■ Raw data
[Start]
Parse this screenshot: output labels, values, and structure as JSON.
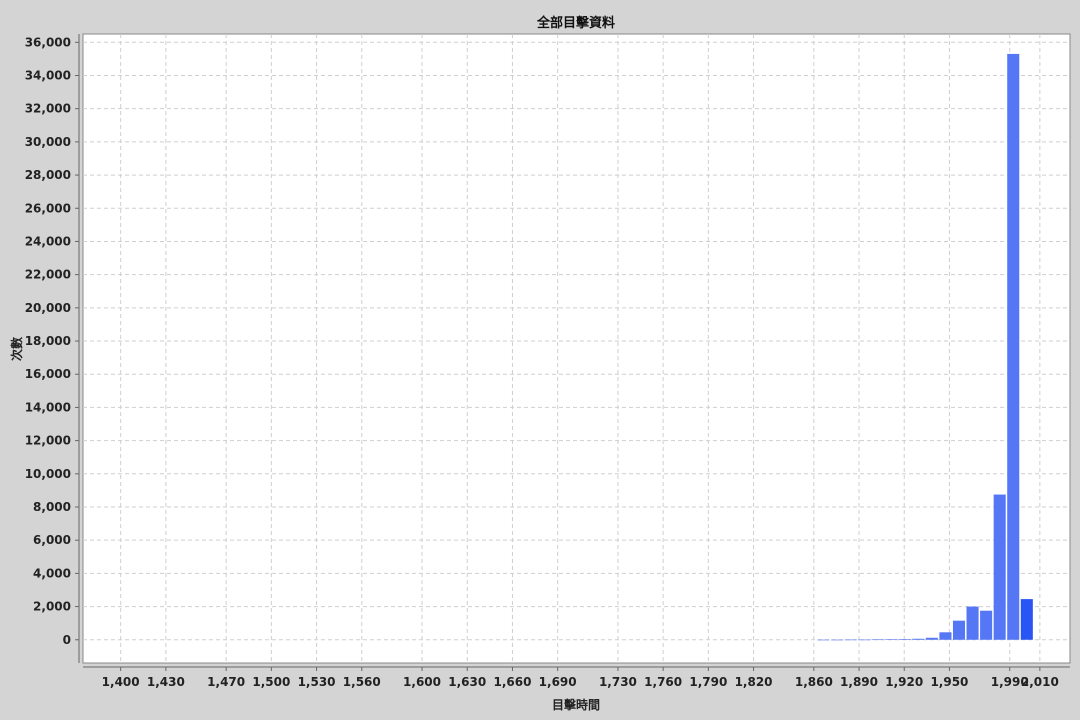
{
  "chart_data": {
    "type": "bar",
    "title": "全部目擊資料",
    "xlabel": "目擊時間",
    "ylabel": "次數",
    "xlim": [
      1375,
      2030
    ],
    "ylim": [
      -1400,
      36500
    ],
    "x_ticks": [
      "1,400",
      "1,430",
      "1,470",
      "1,500",
      "1,530",
      "1,560",
      "1,600",
      "1,630",
      "1,660",
      "1,690",
      "1,730",
      "1,760",
      "1,790",
      "1,820",
      "1,860",
      "1,890",
      "1,920",
      "1,950",
      "1,990",
      "2,010"
    ],
    "x_tick_values": [
      1400,
      1430,
      1470,
      1500,
      1530,
      1560,
      1600,
      1630,
      1660,
      1690,
      1730,
      1760,
      1790,
      1820,
      1860,
      1890,
      1920,
      1950,
      1990,
      2010
    ],
    "y_ticks": [
      "0",
      "2,000",
      "4,000",
      "6,000",
      "8,000",
      "10,000",
      "12,000",
      "14,000",
      "16,000",
      "18,000",
      "20,000",
      "22,000",
      "24,000",
      "26,000",
      "28,000",
      "30,000",
      "32,000",
      "34,000",
      "36,000"
    ],
    "y_tick_values": [
      0,
      2000,
      4000,
      6000,
      8000,
      10000,
      12000,
      14000,
      16000,
      18000,
      20000,
      22000,
      24000,
      26000,
      28000,
      30000,
      32000,
      34000,
      36000
    ],
    "grid": true,
    "bin_width": 9,
    "bins": [
      {
        "x": 1862,
        "value": 5
      },
      {
        "x": 1871,
        "value": 5
      },
      {
        "x": 1880,
        "value": 10
      },
      {
        "x": 1889,
        "value": 10
      },
      {
        "x": 1898,
        "value": 20
      },
      {
        "x": 1907,
        "value": 30
      },
      {
        "x": 1916,
        "value": 40
      },
      {
        "x": 1925,
        "value": 60
      },
      {
        "x": 1934,
        "value": 120
      },
      {
        "x": 1943,
        "value": 450
      },
      {
        "x": 1952,
        "value": 1150
      },
      {
        "x": 1961,
        "value": 2000
      },
      {
        "x": 1970,
        "value": 1750
      },
      {
        "x": 1979,
        "value": 8750
      },
      {
        "x": 1988,
        "value": 35300
      },
      {
        "x": 1997,
        "value": 2450
      }
    ],
    "colors": {
      "bar": "#5577f5",
      "bar_last": "#2a55f5",
      "plot_bg": "#ffffff",
      "page_bg": "#d4d4d4",
      "grid": "#cfcfcf"
    }
  }
}
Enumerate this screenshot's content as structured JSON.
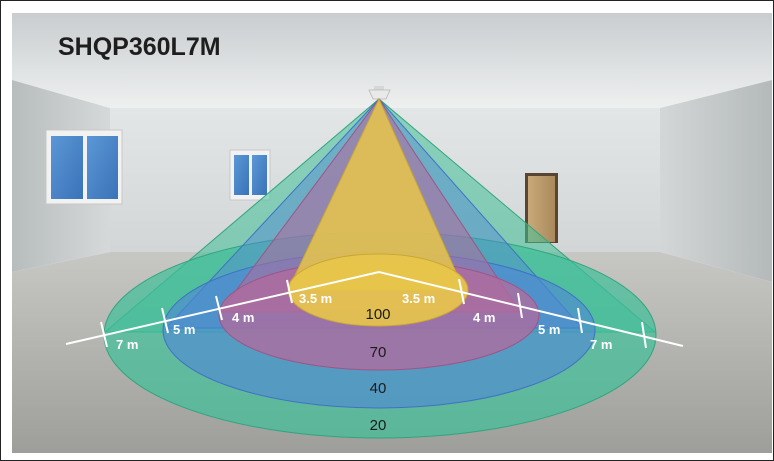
{
  "title": "SHQP360L7M",
  "zones": {
    "zone_100": "100",
    "zone_70": "70",
    "zone_40": "40",
    "zone_20": "20"
  },
  "dimensions": {
    "left": [
      "7 m",
      "5 m",
      "4 m",
      "3.5 m"
    ],
    "right": [
      "3.5 m",
      "4 m",
      "5 m",
      "7 m"
    ]
  },
  "colors": {
    "zone_100": "#e8c64a",
    "zone_70": "#b46a9c",
    "zone_40": "#4f86d8",
    "zone_20": "#3fbf98"
  }
}
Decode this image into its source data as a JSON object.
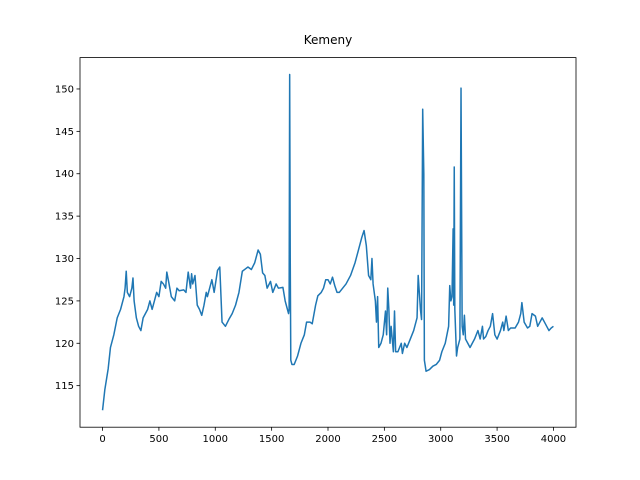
{
  "chart_data": {
    "type": "line",
    "title": "Kemeny",
    "color": "#1f77b4",
    "x": [
      0,
      20,
      50,
      70,
      100,
      130,
      160,
      190,
      200,
      210,
      220,
      240,
      260,
      270,
      280,
      300,
      320,
      340,
      360,
      400,
      420,
      440,
      460,
      480,
      500,
      520,
      540,
      560,
      570,
      590,
      610,
      640,
      660,
      680,
      720,
      740,
      760,
      780,
      790,
      800,
      820,
      840,
      860,
      880,
      900,
      920,
      930,
      950,
      970,
      990,
      1020,
      1040,
      1060,
      1090,
      1120,
      1150,
      1180,
      1210,
      1240,
      1270,
      1290,
      1320,
      1350,
      1380,
      1400,
      1420,
      1440,
      1460,
      1490,
      1510,
      1540,
      1560,
      1600,
      1620,
      1640,
      1650,
      1655,
      1660,
      1665,
      1670,
      1680,
      1700,
      1730,
      1760,
      1790,
      1810,
      1840,
      1860,
      1890,
      1910,
      1940,
      1960,
      1980,
      2000,
      2020,
      2040,
      2060,
      2080,
      2100,
      2130,
      2160,
      2200,
      2240,
      2270,
      2300,
      2320,
      2340,
      2360,
      2380,
      2390,
      2400,
      2420,
      2430,
      2440,
      2450,
      2470,
      2490,
      2510,
      2520,
      2530,
      2540,
      2550,
      2560,
      2570,
      2580,
      2590,
      2600,
      2620,
      2650,
      2660,
      2680,
      2700,
      2730,
      2760,
      2790,
      2800,
      2810,
      2820,
      2830,
      2840,
      2850,
      2855,
      2870,
      2900,
      2930,
      2960,
      2990,
      3010,
      3040,
      3070,
      3080,
      3090,
      3100,
      3110,
      3115,
      3120,
      3125,
      3140,
      3150,
      3170,
      3180,
      3190,
      3200,
      3210,
      3220,
      3240,
      3260,
      3280,
      3300,
      3330,
      3350,
      3370,
      3380,
      3400,
      3420,
      3440,
      3460,
      3480,
      3500,
      3530,
      3550,
      3560,
      3580,
      3600,
      3620,
      3660,
      3690,
      3710,
      3720,
      3740,
      3770,
      3790,
      3810,
      3840,
      3860,
      3880,
      3900,
      3920,
      3940,
      3960,
      3980,
      4000
    ],
    "values": [
      112.1,
      114.5,
      117,
      119.5,
      121,
      123,
      124,
      125.5,
      126.5,
      128.5,
      126,
      125.5,
      126.5,
      127.7,
      125,
      123,
      122,
      121.5,
      123,
      124,
      125,
      124,
      125,
      126,
      125.5,
      127.3,
      127,
      126.5,
      128.4,
      127,
      125.5,
      125,
      126.5,
      126.2,
      126.3,
      126,
      128.4,
      126.5,
      128.2,
      127,
      128,
      124.5,
      124,
      123.3,
      124.5,
      126,
      125.5,
      126.5,
      127.5,
      126,
      128.6,
      129,
      122.5,
      122,
      122.8,
      123.5,
      124.5,
      126,
      128.5,
      128.8,
      129,
      128.7,
      129.5,
      131,
      130.5,
      128.3,
      128,
      126.5,
      127.3,
      126,
      127,
      126.5,
      126.6,
      125,
      124,
      123.5,
      124,
      151.7,
      130,
      118,
      117.5,
      117.5,
      118.5,
      120,
      121,
      122.5,
      122.5,
      122.3,
      124.5,
      125.6,
      126,
      126.5,
      127.5,
      127.5,
      127,
      127.8,
      126.8,
      126,
      126,
      126.5,
      127,
      128,
      129.5,
      131,
      132.5,
      133.3,
      131.5,
      128,
      127.5,
      130,
      127,
      125,
      122.5,
      125.5,
      119.5,
      120,
      121,
      123.8,
      121,
      126.5,
      124,
      120,
      122,
      120.5,
      119,
      123.8,
      119,
      119,
      120,
      118.8,
      120,
      119.5,
      120.5,
      121.5,
      123,
      128,
      126,
      124,
      122.8,
      147.6,
      140,
      118,
      116.7,
      116.9,
      117.3,
      117.5,
      118,
      119,
      120,
      122,
      126.8,
      125,
      125.5,
      133.5,
      124.5,
      140.8,
      124,
      118.5,
      119.5,
      120.5,
      150.1,
      122,
      121,
      123.3,
      120.5,
      120,
      119.5,
      120,
      120.5,
      121.5,
      120.5,
      122,
      120.5,
      120.8,
      121.5,
      122,
      123.5,
      121,
      120.5,
      121.5,
      122.5,
      121.5,
      123.2,
      121.5,
      121.8,
      121.8,
      122.5,
      123.5,
      124.8,
      122.5,
      121.8,
      122,
      123.5,
      123.2,
      122,
      122.5,
      123,
      122.5,
      122,
      121.5,
      121.8,
      122
    ],
    "xlim": [
      -200,
      4200
    ],
    "ylim": [
      110.1,
      153.7
    ],
    "xticks": [
      0,
      500,
      1000,
      1500,
      2000,
      2500,
      3000,
      3500,
      4000
    ],
    "yticks": [
      115,
      120,
      125,
      130,
      135,
      140,
      145,
      150
    ]
  }
}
[End]
■ Given request
Gather each line of the listing that holds the string "title".

■ Task output
    "title": "全部目擊資料",
  "title": "SHQP360L7M",
    "title": "Kemeny",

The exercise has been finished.